Directive: Copy each line that contains the string "Energie".
━━━━━ Input for this task ━━━━━
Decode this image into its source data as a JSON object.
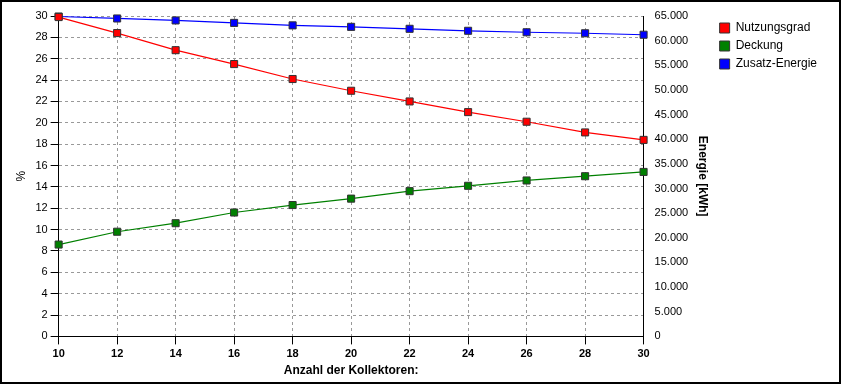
{
  "chart_data": {
    "type": "line",
    "x_label": "Anzahl der Kollektoren:",
    "y_label": "%",
    "y2_label": "Energie [kWh]",
    "x": [
      10,
      12,
      14,
      16,
      18,
      20,
      22,
      24,
      26,
      28,
      30
    ],
    "xlim": [
      10,
      30
    ],
    "xticks": [
      10,
      12,
      14,
      16,
      18,
      20,
      22,
      24,
      26,
      28,
      30
    ],
    "ylim": [
      0,
      30
    ],
    "yticks": [
      0,
      2,
      4,
      6,
      8,
      10,
      12,
      14,
      16,
      18,
      20,
      22,
      24,
      26,
      28,
      30
    ],
    "y2lim": [
      0,
      65000
    ],
    "y2ticks": [
      0,
      {
        "value": 5000,
        "label": "5.000"
      },
      {
        "value": 10000,
        "label": "10.000"
      },
      {
        "value": 15000,
        "label": "15.000"
      },
      {
        "value": 20000,
        "label": "20.000"
      },
      {
        "value": 25000,
        "label": "25.000"
      },
      {
        "value": 30000,
        "label": "30.000"
      },
      {
        "value": 35000,
        "label": "35.000"
      },
      {
        "value": 40000,
        "label": "40.000"
      },
      {
        "value": 45000,
        "label": "45.000"
      },
      {
        "value": 50000,
        "label": "50.000"
      },
      {
        "value": 55000,
        "label": "55.000"
      },
      {
        "value": 60000,
        "label": "60.000"
      },
      {
        "value": 65000,
        "label": "65.000"
      }
    ],
    "grid": true,
    "legend": "right",
    "series": [
      {
        "name": "Nutzungsgrad",
        "color": "#ff0000",
        "marker": "square",
        "values": [
          29.9,
          28.4,
          26.8,
          25.5,
          24.1,
          23.0,
          22.0,
          21.0,
          20.1,
          19.1,
          18.4
        ]
      },
      {
        "name": "Deckung",
        "color": "#008000",
        "marker": "square",
        "values": [
          8.6,
          9.8,
          10.6,
          11.6,
          12.3,
          12.9,
          13.6,
          14.1,
          14.6,
          15.0,
          15.4
        ]
      },
      {
        "name": "Zusatz-Energie",
        "color": "#0000ff",
        "marker": "square",
        "axis": "y2",
        "values": [
          64900,
          64500,
          64100,
          63600,
          63100,
          62800,
          62400,
          62000,
          61700,
          61500,
          61200
        ]
      }
    ]
  }
}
━━━━━
Final result:
    "y2_label": "Energie [kWh]",
        "name": "Zusatz-Energie",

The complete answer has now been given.